Report each line of the data that has "glyph" somewhere in it.

Dataset entries
────────────────────
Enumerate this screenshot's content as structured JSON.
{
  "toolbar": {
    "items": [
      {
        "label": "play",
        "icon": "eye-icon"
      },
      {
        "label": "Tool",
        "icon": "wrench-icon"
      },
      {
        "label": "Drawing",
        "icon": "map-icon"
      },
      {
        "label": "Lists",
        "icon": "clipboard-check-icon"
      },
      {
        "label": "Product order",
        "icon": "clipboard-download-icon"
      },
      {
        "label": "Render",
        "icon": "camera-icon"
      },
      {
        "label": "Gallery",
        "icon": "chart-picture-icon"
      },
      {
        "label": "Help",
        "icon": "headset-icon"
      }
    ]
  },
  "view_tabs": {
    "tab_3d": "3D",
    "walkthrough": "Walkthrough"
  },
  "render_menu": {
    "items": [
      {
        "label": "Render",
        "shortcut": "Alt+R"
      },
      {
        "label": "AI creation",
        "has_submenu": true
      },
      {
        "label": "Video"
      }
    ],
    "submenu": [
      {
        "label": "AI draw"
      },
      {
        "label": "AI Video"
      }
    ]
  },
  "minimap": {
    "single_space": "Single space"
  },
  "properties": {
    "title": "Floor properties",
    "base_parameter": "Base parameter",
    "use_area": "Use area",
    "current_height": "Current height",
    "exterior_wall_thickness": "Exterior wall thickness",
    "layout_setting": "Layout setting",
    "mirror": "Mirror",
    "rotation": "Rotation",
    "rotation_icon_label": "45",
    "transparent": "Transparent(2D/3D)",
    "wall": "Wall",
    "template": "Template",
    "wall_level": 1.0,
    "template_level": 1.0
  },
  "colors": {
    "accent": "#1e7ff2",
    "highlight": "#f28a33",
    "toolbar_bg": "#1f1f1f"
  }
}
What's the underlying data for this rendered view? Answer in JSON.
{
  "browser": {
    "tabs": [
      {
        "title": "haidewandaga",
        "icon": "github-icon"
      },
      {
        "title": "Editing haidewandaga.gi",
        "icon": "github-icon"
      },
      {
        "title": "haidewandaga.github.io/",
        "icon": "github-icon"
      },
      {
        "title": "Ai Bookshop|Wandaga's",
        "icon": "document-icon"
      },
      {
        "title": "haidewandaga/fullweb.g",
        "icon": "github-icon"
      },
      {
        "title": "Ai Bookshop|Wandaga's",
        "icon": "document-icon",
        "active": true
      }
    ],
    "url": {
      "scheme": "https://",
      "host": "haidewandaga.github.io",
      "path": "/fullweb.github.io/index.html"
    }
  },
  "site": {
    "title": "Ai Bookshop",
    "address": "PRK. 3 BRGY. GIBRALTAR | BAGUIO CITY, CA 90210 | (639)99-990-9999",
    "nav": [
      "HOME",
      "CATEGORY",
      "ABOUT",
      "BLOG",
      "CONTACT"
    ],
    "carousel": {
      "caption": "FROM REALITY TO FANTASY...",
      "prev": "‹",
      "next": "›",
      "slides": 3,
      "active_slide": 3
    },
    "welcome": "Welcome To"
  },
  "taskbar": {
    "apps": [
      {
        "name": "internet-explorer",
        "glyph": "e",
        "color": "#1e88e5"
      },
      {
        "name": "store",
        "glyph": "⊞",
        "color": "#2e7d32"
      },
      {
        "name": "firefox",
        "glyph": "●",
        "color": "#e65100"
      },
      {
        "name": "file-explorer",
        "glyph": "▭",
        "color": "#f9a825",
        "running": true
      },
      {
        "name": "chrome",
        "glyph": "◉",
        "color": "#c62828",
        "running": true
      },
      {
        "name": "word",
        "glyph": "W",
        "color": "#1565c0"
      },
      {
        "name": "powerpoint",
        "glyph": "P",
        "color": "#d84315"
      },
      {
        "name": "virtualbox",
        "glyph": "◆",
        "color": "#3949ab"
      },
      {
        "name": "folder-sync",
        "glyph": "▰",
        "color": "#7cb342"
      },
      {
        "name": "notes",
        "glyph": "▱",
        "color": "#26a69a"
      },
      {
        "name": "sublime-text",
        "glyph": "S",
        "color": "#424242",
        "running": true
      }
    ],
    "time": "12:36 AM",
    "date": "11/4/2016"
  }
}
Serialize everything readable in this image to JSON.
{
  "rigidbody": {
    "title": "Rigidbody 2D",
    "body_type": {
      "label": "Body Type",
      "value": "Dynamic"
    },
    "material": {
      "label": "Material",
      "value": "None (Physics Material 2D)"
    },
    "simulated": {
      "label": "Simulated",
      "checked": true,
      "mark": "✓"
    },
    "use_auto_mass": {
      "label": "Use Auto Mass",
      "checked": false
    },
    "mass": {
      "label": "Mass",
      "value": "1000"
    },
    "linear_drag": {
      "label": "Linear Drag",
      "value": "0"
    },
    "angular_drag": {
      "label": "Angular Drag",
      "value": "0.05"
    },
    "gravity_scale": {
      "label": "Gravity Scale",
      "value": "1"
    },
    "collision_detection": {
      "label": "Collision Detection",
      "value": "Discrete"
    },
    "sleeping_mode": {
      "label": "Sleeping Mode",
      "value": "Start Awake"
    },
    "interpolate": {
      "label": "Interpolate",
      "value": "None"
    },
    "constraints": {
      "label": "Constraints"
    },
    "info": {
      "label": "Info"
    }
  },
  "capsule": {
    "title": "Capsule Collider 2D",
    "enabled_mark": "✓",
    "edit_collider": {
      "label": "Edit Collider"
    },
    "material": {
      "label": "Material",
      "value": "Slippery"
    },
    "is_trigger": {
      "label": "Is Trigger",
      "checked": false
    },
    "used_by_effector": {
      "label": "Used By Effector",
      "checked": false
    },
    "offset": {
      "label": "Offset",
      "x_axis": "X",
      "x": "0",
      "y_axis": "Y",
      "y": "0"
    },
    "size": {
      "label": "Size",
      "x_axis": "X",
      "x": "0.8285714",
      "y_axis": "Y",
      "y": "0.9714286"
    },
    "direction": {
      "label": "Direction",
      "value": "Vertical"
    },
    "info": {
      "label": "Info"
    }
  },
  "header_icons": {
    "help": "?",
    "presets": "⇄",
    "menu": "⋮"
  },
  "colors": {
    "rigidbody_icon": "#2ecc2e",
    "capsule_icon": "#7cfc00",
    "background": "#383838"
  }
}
────────────────────
*THE OUTPUT*.
        "glyph": "e",
        "glyph": "⊞",
        "glyph": "●",
        "glyph": "▭",
        "glyph": "◉",
        "glyph": "W",
        "glyph": "P",
        "glyph": "◆",
        "glyph": "▰",
        "glyph": "▱",
        "glyph": "S",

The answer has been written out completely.